+++ GIVEN DATA +++

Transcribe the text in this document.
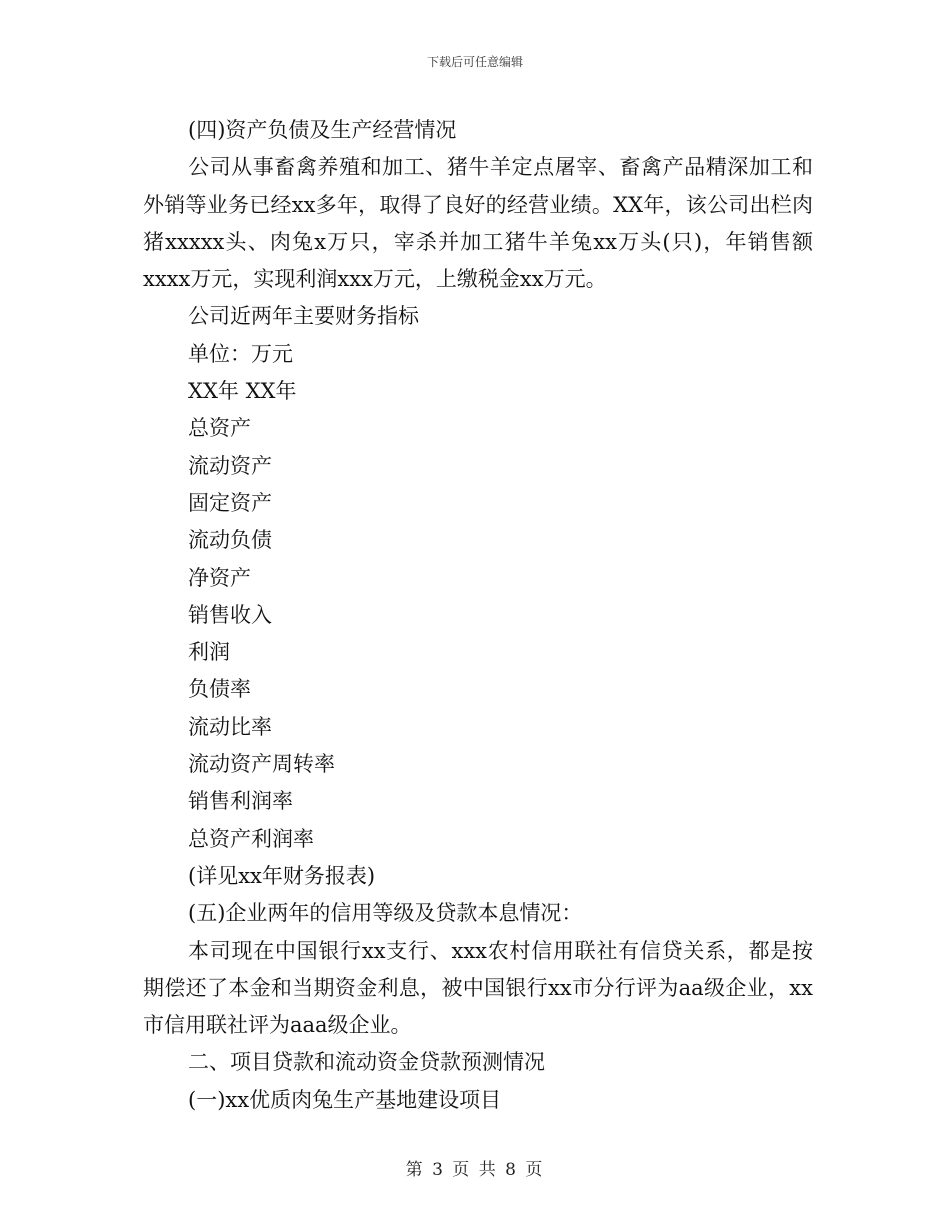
下载后可任意编辑
(四)资产负债及生产经营情况

公司从事畜禽养殖和加工、猪牛羊定点屠宰、畜禽产品精深加工和外销等业务已经xx多年，取得了良好的经营业绩。XX年，该公司出栏肉猪xxxxx头、肉兔x万只，宰杀并加工猪牛羊兔xx万头(只)，年销售额xxxx万元，实现利润xxx万元，上缴税金xx万元。

公司近两年主要财务指标
单位：万元
XX年 XX年
总资产
流动资产
固定资产
流动负债
净资产
销售收入
利润
负债率
流动比率
流动资产周转率
销售利润率
总资产利润率
(详见xx年财务报表)
(五)企业两年的信用等级及贷款本息情况：

本司现在中国银行xx支行、xxx农村信用联社有信贷关系，都是按期偿还了本金和当期资金利息，被中国银行xx市分行评为aa级企业，xx市信用联社评为aaa级企业。

二、项目贷款和流动资金贷款预测情况
(一)xx优质肉兔生产基地建设项目
第 3 页 共 8 页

+++

Please write out all of the material above without changing a word, and omit any pictures.

Transcribe the text in this document.
下载后可任意编辑
(四)资产负债及生产经营情况

公司从事畜禽养殖和加工、猪牛羊定点屠宰、畜禽产品精深加工和外销等业务已经xx多年，取得了良好的经营业绩。XX年，该公司出栏肉猪xxxxx头、肉兔x万只，宰杀并加工猪牛羊兔xx万头(只)，年销售额xxxx万元，实现利润xxx万元，上缴税金xx万元。

公司近两年主要财务指标
单位：万元
XX年 XX年
总资产
流动资产
固定资产
流动负债
净资产
销售收入
利润
负债率
流动比率
流动资产周转率
销售利润率
总资产利润率
(详见xx年财务报表)
(五)企业两年的信用等级及贷款本息情况：

本司现在中国银行xx支行、xxx农村信用联社有信贷关系，都是按期偿还了本金和当期资金利息，被中国银行xx市分行评为aa级企业，xx市信用联社评为aaa级企业。

二、项目贷款和流动资金贷款预测情况
(一)xx优质肉兔生产基地建设项目
第 3 页 共 8 页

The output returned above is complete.